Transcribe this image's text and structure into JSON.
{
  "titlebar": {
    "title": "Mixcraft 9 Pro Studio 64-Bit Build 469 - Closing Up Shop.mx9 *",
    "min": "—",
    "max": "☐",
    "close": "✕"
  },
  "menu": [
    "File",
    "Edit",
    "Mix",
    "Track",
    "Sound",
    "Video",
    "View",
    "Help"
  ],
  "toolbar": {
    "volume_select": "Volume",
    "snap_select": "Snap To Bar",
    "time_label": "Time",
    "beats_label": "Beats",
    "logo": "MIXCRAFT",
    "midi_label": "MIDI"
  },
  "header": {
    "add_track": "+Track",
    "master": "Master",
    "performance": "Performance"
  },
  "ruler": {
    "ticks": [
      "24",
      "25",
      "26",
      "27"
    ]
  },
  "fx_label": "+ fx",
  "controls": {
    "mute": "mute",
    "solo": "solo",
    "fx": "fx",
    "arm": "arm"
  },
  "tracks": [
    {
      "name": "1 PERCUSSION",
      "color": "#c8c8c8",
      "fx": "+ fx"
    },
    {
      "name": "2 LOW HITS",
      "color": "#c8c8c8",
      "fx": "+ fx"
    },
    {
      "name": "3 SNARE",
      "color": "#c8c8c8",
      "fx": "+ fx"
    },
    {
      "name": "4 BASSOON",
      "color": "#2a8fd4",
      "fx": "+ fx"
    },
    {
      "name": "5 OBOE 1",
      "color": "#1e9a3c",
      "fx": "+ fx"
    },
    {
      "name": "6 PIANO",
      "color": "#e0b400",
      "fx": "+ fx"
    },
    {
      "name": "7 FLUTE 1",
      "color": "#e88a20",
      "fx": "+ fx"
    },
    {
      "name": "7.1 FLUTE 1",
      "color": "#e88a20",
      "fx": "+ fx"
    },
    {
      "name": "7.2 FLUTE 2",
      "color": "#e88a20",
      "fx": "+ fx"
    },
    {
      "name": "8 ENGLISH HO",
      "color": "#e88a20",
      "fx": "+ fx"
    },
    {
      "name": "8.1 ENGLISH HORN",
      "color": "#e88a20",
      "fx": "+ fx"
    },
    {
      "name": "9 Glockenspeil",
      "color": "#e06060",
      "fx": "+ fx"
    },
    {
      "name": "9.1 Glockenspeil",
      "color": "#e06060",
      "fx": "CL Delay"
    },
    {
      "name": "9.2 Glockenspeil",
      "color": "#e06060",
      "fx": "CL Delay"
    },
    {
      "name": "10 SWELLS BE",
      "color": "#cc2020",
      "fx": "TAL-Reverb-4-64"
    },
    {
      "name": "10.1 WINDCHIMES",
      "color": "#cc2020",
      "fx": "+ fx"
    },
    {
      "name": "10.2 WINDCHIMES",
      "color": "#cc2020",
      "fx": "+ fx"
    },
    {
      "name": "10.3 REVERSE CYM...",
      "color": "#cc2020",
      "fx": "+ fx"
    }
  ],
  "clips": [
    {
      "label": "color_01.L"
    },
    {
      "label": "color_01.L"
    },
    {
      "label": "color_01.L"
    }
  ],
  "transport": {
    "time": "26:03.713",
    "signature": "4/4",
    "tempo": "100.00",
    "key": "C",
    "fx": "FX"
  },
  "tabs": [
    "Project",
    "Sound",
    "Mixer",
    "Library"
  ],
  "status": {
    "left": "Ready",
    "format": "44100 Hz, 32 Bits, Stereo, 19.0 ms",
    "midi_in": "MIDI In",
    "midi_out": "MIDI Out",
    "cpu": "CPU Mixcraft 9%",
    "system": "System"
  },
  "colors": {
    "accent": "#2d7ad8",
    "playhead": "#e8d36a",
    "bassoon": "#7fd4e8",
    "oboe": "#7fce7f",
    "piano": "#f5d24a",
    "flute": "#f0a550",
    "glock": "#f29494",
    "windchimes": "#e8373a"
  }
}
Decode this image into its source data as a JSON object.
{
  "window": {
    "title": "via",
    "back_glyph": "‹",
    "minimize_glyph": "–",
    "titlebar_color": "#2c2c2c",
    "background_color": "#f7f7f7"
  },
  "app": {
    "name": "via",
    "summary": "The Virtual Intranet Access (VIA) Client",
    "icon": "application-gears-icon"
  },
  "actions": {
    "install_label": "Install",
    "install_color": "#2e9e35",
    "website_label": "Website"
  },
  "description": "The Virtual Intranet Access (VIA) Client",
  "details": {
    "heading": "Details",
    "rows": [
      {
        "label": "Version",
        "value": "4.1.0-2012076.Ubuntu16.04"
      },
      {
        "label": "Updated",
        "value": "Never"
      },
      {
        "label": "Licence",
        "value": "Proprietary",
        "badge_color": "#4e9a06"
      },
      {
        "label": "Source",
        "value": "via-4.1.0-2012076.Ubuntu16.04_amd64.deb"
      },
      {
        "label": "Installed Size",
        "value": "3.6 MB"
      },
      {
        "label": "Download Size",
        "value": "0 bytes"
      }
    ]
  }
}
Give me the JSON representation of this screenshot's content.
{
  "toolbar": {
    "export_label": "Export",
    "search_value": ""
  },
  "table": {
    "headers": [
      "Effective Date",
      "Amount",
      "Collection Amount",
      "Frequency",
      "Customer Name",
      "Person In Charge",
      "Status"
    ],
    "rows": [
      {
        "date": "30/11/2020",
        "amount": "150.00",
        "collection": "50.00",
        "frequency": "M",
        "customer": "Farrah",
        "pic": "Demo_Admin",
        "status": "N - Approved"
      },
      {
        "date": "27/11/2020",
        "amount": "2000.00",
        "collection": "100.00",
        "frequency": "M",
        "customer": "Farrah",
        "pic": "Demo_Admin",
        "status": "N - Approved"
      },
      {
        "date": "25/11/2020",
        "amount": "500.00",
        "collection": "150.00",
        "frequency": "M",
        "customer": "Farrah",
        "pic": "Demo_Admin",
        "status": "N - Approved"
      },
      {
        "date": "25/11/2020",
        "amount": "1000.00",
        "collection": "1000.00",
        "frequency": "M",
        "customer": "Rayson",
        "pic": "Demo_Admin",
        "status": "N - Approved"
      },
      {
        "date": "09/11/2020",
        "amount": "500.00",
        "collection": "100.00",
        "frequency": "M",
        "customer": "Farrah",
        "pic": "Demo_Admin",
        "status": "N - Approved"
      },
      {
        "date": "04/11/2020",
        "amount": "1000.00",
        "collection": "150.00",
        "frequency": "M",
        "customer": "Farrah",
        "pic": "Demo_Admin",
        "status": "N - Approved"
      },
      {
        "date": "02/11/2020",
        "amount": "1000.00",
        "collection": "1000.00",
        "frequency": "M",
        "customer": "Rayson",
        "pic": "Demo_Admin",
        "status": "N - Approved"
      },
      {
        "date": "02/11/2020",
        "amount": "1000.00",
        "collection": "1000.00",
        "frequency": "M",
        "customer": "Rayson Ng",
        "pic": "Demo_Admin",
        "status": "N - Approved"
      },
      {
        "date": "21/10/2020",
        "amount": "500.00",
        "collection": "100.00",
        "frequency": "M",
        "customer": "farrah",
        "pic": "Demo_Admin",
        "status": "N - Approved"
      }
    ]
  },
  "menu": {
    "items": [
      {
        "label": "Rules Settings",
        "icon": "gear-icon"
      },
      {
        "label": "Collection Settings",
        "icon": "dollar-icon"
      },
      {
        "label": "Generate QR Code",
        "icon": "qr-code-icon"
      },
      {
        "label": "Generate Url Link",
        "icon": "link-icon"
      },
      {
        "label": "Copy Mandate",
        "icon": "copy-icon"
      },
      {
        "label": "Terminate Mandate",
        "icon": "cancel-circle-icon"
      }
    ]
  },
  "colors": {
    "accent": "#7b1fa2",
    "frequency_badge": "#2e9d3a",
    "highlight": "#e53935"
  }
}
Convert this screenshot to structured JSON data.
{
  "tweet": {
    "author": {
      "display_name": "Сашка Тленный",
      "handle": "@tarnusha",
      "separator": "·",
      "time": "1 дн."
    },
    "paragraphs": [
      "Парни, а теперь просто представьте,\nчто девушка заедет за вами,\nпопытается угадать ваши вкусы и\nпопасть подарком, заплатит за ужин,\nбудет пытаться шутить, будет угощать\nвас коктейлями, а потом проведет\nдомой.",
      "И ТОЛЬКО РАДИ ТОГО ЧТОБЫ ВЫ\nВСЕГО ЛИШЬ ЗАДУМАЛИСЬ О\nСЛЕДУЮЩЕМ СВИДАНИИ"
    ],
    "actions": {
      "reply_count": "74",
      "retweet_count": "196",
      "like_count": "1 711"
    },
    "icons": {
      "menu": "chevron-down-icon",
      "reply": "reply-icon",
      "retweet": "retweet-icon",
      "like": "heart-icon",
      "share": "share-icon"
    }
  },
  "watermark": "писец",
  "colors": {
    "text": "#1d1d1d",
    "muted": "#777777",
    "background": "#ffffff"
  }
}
--*--
_TASK BRIEF_:
Quote exactly what appears from the line containing "Convert this screenshot" through the final line of the listing above, including both of those lines.

_THE OUTPUT_:
Convert this screenshot to structured JSON data.
{
  "tweet": {
    "author": {
      "display_name": "Сашка Тленный",
      "handle": "@tarnusha",
      "separator": "·",
      "time": "1 дн."
    },
    "paragraphs": [
      "Парни, а теперь просто представьте,\nчто девушка заедет за вами,\nпопытается угадать ваши вкусы и\nпопасть подарком, заплатит за ужин,\nбудет пытаться шутить, будет угощать\nвас коктейлями, а потом проведет\nдомой.",
      "И ТОЛЬКО РАДИ ТОГО ЧТОБЫ ВЫ\nВСЕГО ЛИШЬ ЗАДУМАЛИСЬ О\nСЛЕДУЮЩЕМ СВИДАНИИ"
    ],
    "actions": {
      "reply_count": "74",
      "retweet_count": "196",
      "like_count": "1 711"
    },
    "icons": {
      "menu": "chevron-down-icon",
      "reply": "reply-icon",
      "retweet": "retweet-icon",
      "like": "heart-icon",
      "share": "share-icon"
    }
  },
  "watermark": "писец",
  "colors": {
    "text": "#1d1d1d",
    "muted": "#777777",
    "background": "#ffffff"
  }
}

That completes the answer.